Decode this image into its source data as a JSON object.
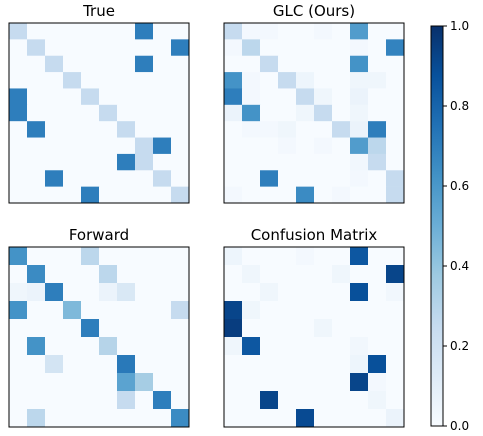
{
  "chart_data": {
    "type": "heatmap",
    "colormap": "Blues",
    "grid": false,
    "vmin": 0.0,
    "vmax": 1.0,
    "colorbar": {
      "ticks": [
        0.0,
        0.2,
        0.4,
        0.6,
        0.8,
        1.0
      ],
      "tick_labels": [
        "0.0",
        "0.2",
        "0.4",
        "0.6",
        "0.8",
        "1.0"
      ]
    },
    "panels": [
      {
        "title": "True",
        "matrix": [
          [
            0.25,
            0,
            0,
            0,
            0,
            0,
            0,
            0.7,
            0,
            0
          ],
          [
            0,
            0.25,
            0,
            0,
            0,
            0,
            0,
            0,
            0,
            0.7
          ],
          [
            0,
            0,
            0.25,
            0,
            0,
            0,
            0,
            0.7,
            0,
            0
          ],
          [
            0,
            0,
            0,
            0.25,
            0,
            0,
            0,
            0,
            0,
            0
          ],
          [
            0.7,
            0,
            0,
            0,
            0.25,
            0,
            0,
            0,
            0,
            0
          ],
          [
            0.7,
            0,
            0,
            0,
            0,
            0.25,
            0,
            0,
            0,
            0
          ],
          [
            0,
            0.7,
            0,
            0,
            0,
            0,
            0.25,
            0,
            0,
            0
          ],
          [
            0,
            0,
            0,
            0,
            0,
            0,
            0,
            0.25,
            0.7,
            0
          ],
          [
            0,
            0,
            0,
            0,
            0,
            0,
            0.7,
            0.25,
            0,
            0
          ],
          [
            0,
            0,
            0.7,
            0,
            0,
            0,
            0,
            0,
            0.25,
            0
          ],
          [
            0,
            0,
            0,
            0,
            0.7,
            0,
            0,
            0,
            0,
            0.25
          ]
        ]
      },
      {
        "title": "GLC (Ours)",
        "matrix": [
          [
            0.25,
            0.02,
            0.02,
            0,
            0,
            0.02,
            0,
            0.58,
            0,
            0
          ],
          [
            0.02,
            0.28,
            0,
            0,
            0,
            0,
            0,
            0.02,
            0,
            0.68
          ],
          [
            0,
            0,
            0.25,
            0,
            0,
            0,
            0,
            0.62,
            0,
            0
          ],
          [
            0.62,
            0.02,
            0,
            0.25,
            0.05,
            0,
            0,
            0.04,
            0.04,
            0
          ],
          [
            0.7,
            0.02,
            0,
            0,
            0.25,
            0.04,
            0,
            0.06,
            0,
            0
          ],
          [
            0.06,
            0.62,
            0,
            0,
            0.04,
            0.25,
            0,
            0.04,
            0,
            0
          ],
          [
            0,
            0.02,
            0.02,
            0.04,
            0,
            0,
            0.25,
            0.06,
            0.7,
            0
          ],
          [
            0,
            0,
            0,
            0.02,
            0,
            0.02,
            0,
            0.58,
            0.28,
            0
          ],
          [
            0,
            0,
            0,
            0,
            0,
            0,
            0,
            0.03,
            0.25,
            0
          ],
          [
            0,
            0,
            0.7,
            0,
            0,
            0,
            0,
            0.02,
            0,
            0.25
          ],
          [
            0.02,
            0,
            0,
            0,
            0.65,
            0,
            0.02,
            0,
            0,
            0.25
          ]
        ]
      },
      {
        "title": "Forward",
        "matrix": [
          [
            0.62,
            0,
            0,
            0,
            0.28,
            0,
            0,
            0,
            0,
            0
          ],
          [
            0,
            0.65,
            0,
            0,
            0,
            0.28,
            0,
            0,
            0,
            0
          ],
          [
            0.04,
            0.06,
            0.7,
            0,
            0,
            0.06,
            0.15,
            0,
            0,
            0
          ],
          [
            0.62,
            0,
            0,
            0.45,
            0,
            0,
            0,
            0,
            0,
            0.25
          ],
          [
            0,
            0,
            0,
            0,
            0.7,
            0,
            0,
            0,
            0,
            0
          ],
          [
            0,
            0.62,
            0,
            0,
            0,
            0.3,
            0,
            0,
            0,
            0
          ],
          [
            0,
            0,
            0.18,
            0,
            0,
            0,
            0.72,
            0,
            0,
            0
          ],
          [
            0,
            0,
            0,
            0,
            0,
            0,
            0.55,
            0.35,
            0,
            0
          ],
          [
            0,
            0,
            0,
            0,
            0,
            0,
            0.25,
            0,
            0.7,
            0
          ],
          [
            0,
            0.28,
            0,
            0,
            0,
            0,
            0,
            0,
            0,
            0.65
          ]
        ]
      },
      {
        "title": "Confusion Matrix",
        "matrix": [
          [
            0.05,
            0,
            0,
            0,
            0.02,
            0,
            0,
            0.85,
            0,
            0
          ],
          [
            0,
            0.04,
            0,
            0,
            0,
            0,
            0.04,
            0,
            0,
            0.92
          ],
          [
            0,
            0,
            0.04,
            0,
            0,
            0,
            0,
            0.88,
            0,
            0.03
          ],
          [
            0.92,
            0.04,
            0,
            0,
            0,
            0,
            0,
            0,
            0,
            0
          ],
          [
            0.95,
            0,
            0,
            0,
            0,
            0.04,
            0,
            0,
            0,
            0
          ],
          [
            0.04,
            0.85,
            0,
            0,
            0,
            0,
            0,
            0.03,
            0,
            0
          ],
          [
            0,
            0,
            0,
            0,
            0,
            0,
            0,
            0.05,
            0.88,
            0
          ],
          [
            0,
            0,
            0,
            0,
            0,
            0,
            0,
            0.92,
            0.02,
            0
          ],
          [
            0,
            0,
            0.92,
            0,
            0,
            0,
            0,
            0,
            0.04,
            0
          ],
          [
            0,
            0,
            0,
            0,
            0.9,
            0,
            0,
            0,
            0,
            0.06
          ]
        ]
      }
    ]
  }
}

:::::

- [EXERCISE DESCRIPTION]:
Retype each record exactly as it stands, but do not include the pictures.

- [EXERCISE OUTPUT]:
Decode this image into its source data as a JSON object.
{
  "chart_data": {
    "type": "heatmap",
    "colormap": "Blues",
    "grid": false,
    "vmin": 0.0,
    "vmax": 1.0,
    "colorbar": {
      "ticks": [
        0.0,
        0.2,
        0.4,
        0.6,
        0.8,
        1.0
      ],
      "tick_labels": [
        "0.0",
        "0.2",
        "0.4",
        "0.6",
        "0.8",
        "1.0"
      ]
    },
    "panels": [
      {
        "title": "True",
        "matrix": [
          [
            0.25,
            0,
            0,
            0,
            0,
            0,
            0,
            0.7,
            0,
            0
          ],
          [
            0,
            0.25,
            0,
            0,
            0,
            0,
            0,
            0,
            0,
            0.7
          ],
          [
            0,
            0,
            0.25,
            0,
            0,
            0,
            0,
            0.7,
            0,
            0
          ],
          [
            0,
            0,
            0,
            0.25,
            0,
            0,
            0,
            0,
            0,
            0
          ],
          [
            0.7,
            0,
            0,
            0,
            0.25,
            0,
            0,
            0,
            0,
            0
          ],
          [
            0.7,
            0,
            0,
            0,
            0,
            0.25,
            0,
            0,
            0,
            0
          ],
          [
            0,
            0.7,
            0,
            0,
            0,
            0,
            0.25,
            0,
            0,
            0
          ],
          [
            0,
            0,
            0,
            0,
            0,
            0,
            0,
            0.25,
            0.7,
            0
          ],
          [
            0,
            0,
            0,
            0,
            0,
            0,
            0.7,
            0.25,
            0,
            0
          ],
          [
            0,
            0,
            0.7,
            0,
            0,
            0,
            0,
            0,
            0.25,
            0
          ],
          [
            0,
            0,
            0,
            0,
            0.7,
            0,
            0,
            0,
            0,
            0.25
          ]
        ]
      },
      {
        "title": "GLC (Ours)",
        "matrix": [
          [
            0.25,
            0.02,
            0.02,
            0,
            0,
            0.02,
            0,
            0.58,
            0,
            0
          ],
          [
            0.02,
            0.28,
            0,
            0,
            0,
            0,
            0,
            0.02,
            0,
            0.68
          ],
          [
            0,
            0,
            0.25,
            0,
            0,
            0,
            0,
            0.62,
            0,
            0
          ],
          [
            0.62,
            0.02,
            0,
            0.25,
            0.05,
            0,
            0,
            0.04,
            0.04,
            0
          ],
          [
            0.7,
            0.02,
            0,
            0,
            0.25,
            0.04,
            0,
            0.06,
            0,
            0
          ],
          [
            0.06,
            0.62,
            0,
            0,
            0.04,
            0.25,
            0,
            0.04,
            0,
            0
          ],
          [
            0,
            0.02,
            0.02,
            0.04,
            0,
            0,
            0.25,
            0.06,
            0.7,
            0
          ],
          [
            0,
            0,
            0,
            0.02,
            0,
            0.02,
            0,
            0.58,
            0.28,
            0
          ],
          [
            0,
            0,
            0,
            0,
            0,
            0,
            0,
            0.03,
            0.25,
            0
          ],
          [
            0,
            0,
            0.7,
            0,
            0,
            0,
            0,
            0.02,
            0,
            0.25
          ],
          [
            0.02,
            0,
            0,
            0,
            0.65,
            0,
            0.02,
            0,
            0,
            0.25
          ]
        ]
      },
      {
        "title": "Forward",
        "matrix": [
          [
            0.62,
            0,
            0,
            0,
            0.28,
            0,
            0,
            0,
            0,
            0
          ],
          [
            0,
            0.65,
            0,
            0,
            0,
            0.28,
            0,
            0,
            0,
            0
          ],
          [
            0.04,
            0.06,
            0.7,
            0,
            0,
            0.06,
            0.15,
            0,
            0,
            0
          ],
          [
            0.62,
            0,
            0,
            0.45,
            0,
            0,
            0,
            0,
            0,
            0.25
          ],
          [
            0,
            0,
            0,
            0,
            0.7,
            0,
            0,
            0,
            0,
            0
          ],
          [
            0,
            0.62,
            0,
            0,
            0,
            0.3,
            0,
            0,
            0,
            0
          ],
          [
            0,
            0,
            0.18,
            0,
            0,
            0,
            0.72,
            0,
            0,
            0
          ],
          [
            0,
            0,
            0,
            0,
            0,
            0,
            0.55,
            0.35,
            0,
            0
          ],
          [
            0,
            0,
            0,
            0,
            0,
            0,
            0.25,
            0,
            0.7,
            0
          ],
          [
            0,
            0.28,
            0,
            0,
            0,
            0,
            0,
            0,
            0,
            0.65
          ]
        ]
      },
      {
        "title": "Confusion Matrix",
        "matrix": [
          [
            0.05,
            0,
            0,
            0,
            0.02,
            0,
            0,
            0.85,
            0,
            0
          ],
          [
            0,
            0.04,
            0,
            0,
            0,
            0,
            0.04,
            0,
            0,
            0.92
          ],
          [
            0,
            0,
            0.04,
            0,
            0,
            0,
            0,
            0.88,
            0,
            0.03
          ],
          [
            0.92,
            0.04,
            0,
            0,
            0,
            0,
            0,
            0,
            0,
            0
          ],
          [
            0.95,
            0,
            0,
            0,
            0,
            0.04,
            0,
            0,
            0,
            0
          ],
          [
            0.04,
            0.85,
            0,
            0,
            0,
            0,
            0,
            0.03,
            0,
            0
          ],
          [
            0,
            0,
            0,
            0,
            0,
            0,
            0,
            0.05,
            0.88,
            0
          ],
          [
            0,
            0,
            0,
            0,
            0,
            0,
            0,
            0.92,
            0.02,
            0
          ],
          [
            0,
            0,
            0.92,
            0,
            0,
            0,
            0,
            0,
            0.04,
            0
          ],
          [
            0,
            0,
            0,
            0,
            0.9,
            0,
            0,
            0,
            0,
            0.06
          ]
        ]
      }
    ]
  }
}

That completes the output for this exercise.